### Rows
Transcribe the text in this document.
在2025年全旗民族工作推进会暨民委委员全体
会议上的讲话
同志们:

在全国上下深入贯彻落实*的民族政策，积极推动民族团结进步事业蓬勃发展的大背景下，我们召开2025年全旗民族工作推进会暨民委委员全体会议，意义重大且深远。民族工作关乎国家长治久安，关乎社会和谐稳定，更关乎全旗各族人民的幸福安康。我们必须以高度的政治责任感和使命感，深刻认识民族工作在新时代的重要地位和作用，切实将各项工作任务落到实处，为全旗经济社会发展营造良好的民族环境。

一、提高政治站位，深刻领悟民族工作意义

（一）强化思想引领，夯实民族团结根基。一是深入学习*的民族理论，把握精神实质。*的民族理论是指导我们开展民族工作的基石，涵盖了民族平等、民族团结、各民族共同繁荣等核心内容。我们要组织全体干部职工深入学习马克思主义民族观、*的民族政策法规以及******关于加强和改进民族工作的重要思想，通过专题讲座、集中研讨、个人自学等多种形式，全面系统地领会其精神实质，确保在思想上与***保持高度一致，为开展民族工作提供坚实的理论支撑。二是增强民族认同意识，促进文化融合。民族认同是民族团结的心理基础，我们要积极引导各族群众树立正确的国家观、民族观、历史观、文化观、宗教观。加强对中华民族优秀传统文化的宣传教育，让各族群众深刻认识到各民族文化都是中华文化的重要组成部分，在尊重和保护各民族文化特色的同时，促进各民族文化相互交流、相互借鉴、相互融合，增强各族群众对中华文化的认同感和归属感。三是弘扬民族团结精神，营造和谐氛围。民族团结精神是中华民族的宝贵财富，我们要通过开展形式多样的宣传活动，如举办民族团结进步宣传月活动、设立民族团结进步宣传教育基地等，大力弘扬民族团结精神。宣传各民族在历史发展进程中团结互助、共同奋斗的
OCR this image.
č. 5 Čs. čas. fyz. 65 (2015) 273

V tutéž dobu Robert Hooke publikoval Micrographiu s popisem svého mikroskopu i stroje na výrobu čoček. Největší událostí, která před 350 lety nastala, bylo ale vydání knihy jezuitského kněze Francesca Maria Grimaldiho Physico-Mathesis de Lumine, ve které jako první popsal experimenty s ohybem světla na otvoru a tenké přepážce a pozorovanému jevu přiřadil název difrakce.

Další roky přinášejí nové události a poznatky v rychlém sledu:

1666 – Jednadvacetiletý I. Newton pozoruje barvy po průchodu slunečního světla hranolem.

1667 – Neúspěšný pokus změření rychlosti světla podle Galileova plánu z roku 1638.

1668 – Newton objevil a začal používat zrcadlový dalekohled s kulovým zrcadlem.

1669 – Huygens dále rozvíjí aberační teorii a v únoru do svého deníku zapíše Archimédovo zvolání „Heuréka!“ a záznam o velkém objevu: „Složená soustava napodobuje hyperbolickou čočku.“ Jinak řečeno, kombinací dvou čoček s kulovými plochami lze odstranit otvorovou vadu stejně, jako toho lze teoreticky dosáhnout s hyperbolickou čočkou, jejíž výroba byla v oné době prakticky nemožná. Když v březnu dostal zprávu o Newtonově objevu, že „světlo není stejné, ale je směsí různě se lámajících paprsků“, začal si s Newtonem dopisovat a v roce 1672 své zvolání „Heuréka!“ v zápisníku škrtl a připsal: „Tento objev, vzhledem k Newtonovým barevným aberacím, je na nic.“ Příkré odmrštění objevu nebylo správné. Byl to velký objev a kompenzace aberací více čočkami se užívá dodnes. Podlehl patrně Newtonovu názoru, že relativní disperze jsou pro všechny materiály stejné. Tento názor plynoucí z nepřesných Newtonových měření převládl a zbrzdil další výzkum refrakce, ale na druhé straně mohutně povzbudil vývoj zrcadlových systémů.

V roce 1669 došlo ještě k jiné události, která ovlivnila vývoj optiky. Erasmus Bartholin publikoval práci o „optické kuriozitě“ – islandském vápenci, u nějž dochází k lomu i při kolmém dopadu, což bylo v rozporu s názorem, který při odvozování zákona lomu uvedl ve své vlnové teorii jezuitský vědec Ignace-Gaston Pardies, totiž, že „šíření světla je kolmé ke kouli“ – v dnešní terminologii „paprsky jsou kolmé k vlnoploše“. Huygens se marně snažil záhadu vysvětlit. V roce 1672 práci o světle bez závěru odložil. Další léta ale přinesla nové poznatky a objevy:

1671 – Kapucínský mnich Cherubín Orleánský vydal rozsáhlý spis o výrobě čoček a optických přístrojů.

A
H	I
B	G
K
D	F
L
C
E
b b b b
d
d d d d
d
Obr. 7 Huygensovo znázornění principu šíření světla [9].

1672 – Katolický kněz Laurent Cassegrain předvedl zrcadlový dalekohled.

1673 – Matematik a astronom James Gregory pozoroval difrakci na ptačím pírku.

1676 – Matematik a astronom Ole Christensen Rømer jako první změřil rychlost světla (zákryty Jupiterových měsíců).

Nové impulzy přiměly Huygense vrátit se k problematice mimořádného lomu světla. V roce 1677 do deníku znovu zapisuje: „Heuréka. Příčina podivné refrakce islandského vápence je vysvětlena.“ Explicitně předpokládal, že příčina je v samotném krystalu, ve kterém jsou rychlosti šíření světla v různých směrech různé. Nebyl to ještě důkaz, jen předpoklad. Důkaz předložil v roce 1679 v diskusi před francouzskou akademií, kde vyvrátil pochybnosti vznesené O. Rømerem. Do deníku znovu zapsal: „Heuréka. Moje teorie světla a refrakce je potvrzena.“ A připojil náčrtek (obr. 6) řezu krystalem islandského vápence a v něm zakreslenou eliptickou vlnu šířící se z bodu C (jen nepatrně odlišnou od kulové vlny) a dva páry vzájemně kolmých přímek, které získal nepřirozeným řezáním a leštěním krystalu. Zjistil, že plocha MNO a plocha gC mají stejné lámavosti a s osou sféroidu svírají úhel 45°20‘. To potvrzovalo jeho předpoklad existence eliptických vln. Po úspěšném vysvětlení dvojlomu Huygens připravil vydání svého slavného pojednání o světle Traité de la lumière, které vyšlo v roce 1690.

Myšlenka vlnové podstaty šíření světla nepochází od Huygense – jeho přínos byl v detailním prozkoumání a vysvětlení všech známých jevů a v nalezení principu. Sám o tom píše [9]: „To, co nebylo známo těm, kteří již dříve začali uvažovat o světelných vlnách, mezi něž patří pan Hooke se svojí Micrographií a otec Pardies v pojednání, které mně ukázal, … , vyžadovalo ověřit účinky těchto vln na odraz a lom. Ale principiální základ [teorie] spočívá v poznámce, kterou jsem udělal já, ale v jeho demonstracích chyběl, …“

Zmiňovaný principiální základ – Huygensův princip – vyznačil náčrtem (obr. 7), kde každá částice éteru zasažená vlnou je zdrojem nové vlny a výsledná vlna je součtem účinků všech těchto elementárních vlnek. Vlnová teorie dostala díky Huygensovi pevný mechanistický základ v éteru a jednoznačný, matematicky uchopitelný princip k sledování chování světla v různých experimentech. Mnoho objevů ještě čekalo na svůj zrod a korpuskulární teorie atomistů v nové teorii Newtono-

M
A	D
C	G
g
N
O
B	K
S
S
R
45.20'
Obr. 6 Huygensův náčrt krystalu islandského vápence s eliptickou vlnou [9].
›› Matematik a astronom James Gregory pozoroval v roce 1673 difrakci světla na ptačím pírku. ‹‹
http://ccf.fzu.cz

### What the task requires
Collect each line containing the string "this".

### Task solution
Transcribe the text in this document.
OCR this image.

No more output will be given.